* Data tied to figure images
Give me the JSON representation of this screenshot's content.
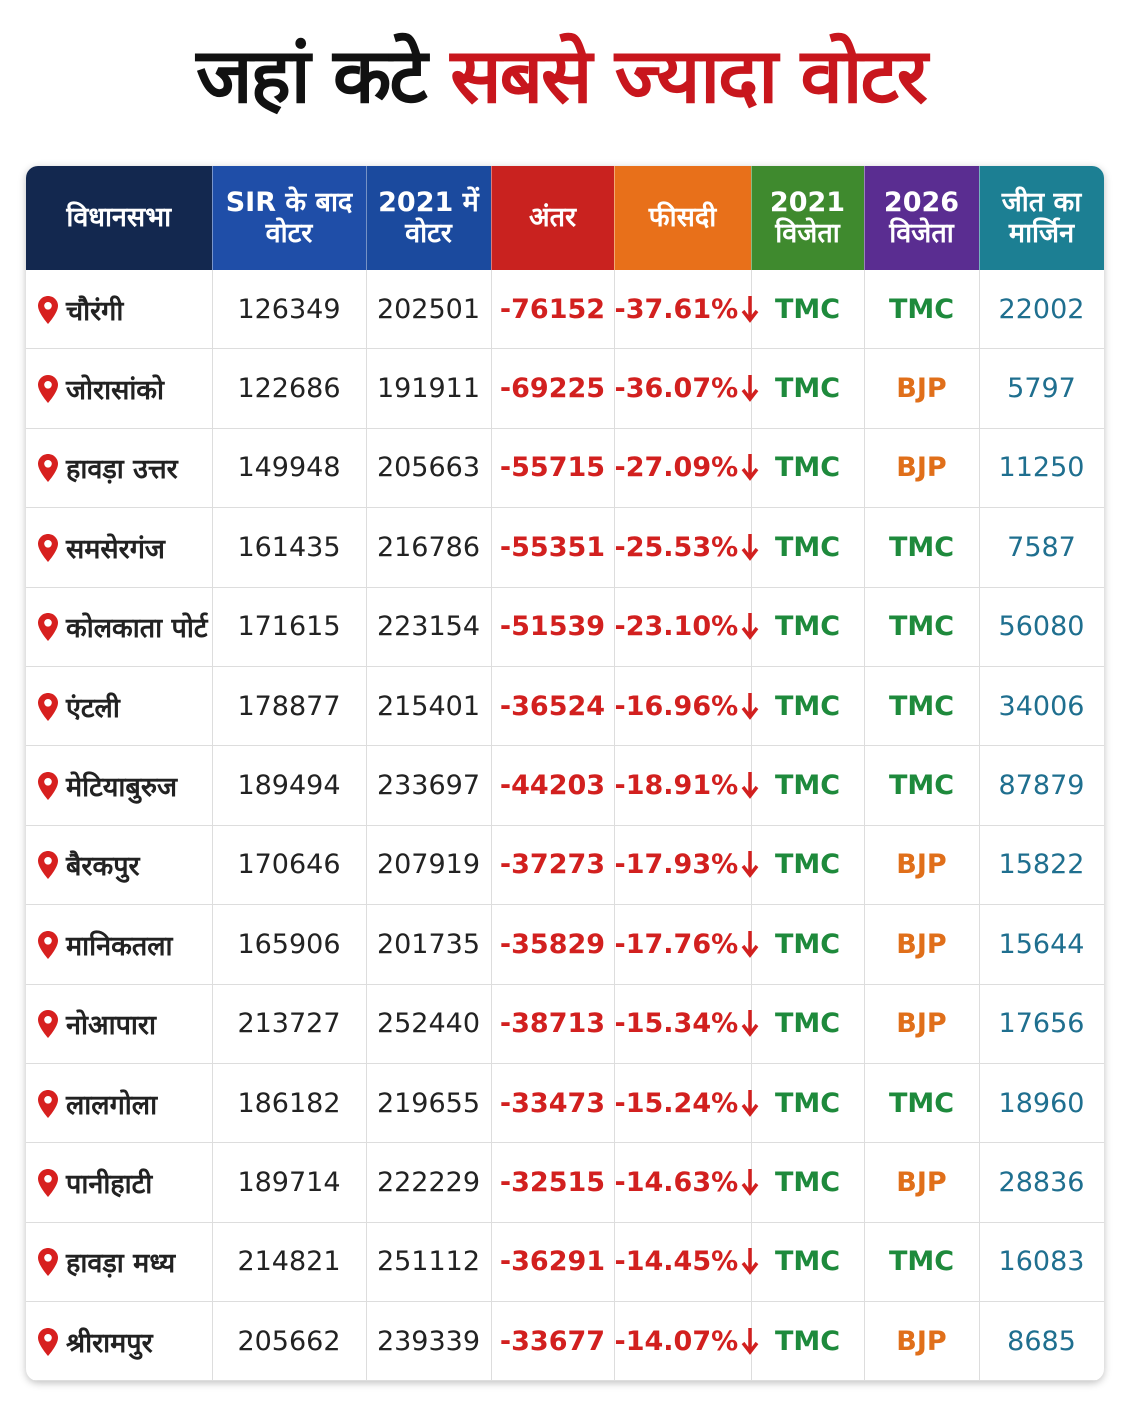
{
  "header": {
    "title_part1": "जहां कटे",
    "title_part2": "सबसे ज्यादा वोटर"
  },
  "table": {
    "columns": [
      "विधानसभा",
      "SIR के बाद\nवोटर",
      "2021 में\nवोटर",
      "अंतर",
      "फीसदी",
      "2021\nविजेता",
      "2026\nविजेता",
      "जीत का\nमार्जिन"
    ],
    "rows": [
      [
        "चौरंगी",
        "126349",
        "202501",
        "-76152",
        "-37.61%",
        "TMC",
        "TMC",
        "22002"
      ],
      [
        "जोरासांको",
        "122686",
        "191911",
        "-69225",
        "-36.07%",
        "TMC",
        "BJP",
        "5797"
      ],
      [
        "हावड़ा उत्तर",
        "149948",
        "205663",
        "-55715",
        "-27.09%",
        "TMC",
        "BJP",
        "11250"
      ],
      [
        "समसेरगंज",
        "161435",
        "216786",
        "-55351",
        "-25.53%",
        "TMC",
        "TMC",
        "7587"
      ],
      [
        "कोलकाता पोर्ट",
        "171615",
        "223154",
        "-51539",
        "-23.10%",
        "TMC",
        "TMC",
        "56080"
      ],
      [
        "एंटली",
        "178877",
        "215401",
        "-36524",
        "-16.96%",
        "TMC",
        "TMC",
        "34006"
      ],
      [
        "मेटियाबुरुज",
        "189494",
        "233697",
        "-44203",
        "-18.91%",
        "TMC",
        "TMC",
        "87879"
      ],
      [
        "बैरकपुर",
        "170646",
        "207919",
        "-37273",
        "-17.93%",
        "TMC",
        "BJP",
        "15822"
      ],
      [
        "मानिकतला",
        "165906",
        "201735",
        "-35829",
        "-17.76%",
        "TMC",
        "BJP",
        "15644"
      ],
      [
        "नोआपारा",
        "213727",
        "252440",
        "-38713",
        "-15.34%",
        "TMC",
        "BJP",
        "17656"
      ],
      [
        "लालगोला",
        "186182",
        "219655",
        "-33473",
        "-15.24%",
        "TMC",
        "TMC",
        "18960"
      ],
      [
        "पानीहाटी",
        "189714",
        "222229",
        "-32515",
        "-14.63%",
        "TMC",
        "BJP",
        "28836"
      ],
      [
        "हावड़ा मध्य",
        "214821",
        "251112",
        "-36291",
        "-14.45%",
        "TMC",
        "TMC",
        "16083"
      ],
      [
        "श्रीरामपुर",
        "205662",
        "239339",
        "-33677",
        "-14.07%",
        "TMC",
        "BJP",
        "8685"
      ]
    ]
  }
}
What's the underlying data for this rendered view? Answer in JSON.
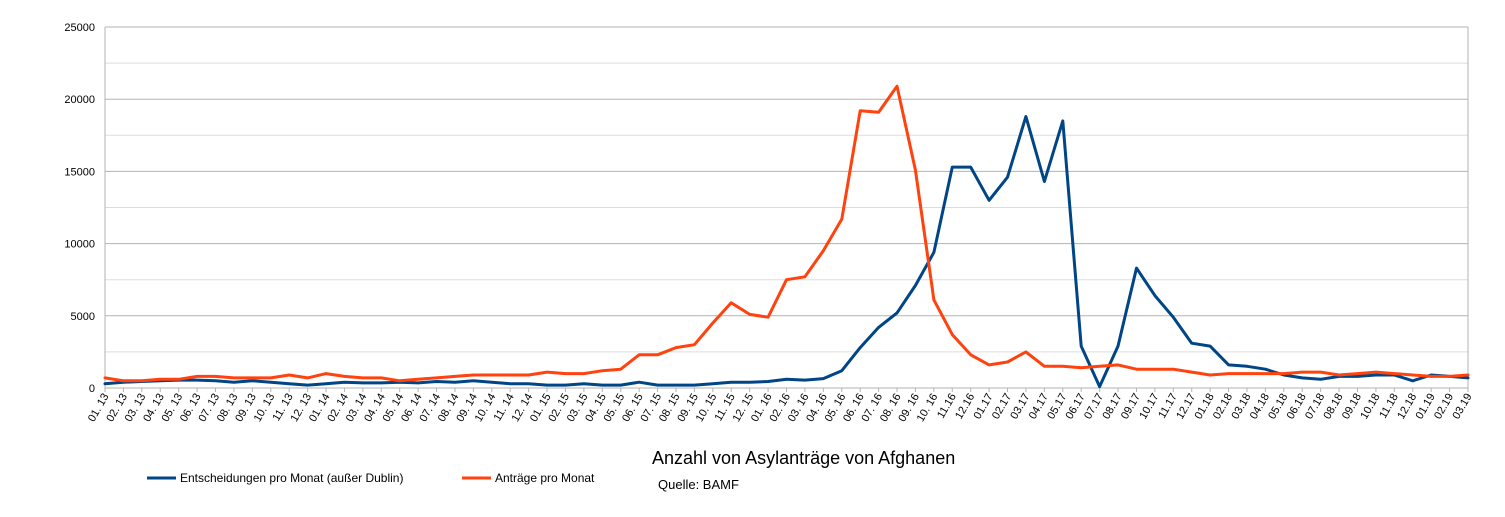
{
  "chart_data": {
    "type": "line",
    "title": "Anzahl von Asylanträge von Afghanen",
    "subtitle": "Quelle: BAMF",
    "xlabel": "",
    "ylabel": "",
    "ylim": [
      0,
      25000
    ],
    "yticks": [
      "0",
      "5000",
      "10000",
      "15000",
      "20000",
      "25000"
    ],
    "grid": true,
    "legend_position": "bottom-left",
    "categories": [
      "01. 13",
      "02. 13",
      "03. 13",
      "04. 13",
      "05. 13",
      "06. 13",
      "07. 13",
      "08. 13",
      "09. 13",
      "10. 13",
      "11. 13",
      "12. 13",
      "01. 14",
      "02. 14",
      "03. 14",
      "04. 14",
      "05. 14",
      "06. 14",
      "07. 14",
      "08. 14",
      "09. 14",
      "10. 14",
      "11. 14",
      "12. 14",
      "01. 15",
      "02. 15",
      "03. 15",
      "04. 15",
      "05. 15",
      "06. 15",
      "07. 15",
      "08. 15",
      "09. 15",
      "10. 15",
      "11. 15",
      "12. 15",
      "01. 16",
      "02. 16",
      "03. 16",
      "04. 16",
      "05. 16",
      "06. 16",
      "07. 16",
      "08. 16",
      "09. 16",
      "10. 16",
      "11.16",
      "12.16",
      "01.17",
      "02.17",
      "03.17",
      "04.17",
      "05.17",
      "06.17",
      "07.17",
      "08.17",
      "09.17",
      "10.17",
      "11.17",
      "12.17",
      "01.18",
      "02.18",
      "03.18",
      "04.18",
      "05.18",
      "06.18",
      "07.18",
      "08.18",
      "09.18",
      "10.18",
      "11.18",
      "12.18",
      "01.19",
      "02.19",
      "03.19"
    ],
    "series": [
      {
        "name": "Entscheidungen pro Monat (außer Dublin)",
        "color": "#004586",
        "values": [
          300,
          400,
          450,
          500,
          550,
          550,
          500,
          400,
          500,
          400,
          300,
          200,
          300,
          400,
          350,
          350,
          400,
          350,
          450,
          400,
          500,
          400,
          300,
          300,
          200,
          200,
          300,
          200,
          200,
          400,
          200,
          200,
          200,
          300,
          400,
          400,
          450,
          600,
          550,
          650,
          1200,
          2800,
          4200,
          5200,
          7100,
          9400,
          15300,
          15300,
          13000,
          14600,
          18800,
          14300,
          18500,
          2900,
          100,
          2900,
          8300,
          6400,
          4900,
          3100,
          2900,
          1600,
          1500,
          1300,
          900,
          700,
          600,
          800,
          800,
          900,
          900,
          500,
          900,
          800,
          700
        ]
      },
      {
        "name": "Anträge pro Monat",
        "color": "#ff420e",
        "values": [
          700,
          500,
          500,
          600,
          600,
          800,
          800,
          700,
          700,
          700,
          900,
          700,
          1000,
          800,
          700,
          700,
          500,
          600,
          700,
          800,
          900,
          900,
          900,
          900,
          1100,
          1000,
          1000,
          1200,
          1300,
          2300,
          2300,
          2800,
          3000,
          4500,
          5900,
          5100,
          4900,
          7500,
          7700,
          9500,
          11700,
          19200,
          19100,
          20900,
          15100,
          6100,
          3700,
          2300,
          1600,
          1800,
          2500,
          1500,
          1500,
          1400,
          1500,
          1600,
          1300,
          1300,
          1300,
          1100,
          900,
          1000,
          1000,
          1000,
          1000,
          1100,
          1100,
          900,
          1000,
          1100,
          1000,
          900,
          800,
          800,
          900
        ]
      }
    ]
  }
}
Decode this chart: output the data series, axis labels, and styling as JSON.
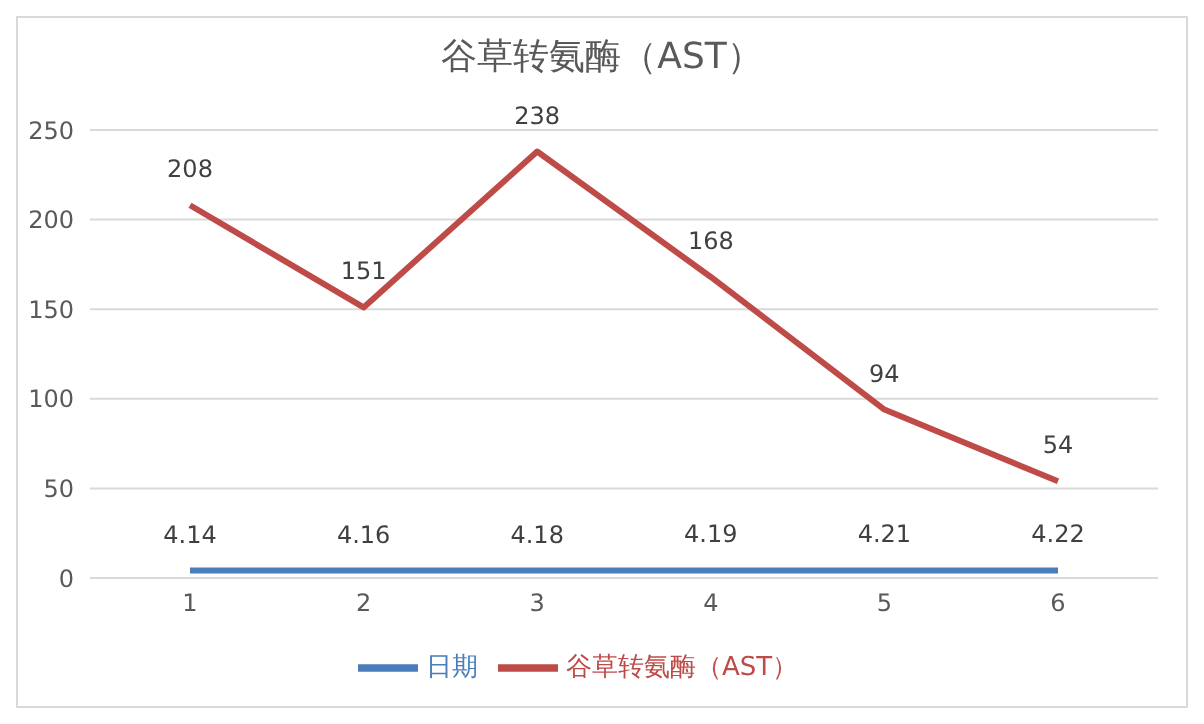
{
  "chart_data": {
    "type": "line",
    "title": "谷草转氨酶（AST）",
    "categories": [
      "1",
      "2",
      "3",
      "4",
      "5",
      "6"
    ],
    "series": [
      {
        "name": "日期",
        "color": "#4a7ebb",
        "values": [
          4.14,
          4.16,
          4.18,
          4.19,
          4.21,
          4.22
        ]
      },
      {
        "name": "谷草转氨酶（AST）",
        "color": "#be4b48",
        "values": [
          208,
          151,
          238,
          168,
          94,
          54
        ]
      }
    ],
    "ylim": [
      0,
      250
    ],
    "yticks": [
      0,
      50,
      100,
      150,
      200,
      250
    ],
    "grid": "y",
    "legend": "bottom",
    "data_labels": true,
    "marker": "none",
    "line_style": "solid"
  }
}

* PROBLEM TO SOLVE
Pull out every line in the material above where "this" occurs.

* OUTPUT OF THE EXERCISE
Give me the JSON representation of this screenshot's content.
What's the underlying data for this rendered view? Answer in JSON.
Decode this chart: output the data series, axis labels, and styling as JSON.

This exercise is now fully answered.